#### PROBLEM REQUIREMENTS
Copy the lines holding the word "Moderate", all of them.

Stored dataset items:
********

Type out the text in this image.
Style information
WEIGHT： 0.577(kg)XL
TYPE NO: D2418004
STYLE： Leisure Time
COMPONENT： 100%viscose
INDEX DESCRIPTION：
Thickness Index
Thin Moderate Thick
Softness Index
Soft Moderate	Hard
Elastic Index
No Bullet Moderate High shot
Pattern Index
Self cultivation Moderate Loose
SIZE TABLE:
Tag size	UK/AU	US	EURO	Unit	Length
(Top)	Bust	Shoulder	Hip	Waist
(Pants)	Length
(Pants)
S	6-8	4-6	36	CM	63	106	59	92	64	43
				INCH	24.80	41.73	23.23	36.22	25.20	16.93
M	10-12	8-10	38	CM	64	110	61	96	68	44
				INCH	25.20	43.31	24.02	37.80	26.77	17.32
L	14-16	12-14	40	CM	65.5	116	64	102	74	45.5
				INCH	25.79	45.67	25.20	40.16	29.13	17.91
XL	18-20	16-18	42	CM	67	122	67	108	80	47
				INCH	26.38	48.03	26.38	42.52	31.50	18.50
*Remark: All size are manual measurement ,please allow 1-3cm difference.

********

#### TASK RESULT
Thin Moderate Thick
Soft Moderate	Hard
No Bullet Moderate High shot
Self cultivation Moderate Loose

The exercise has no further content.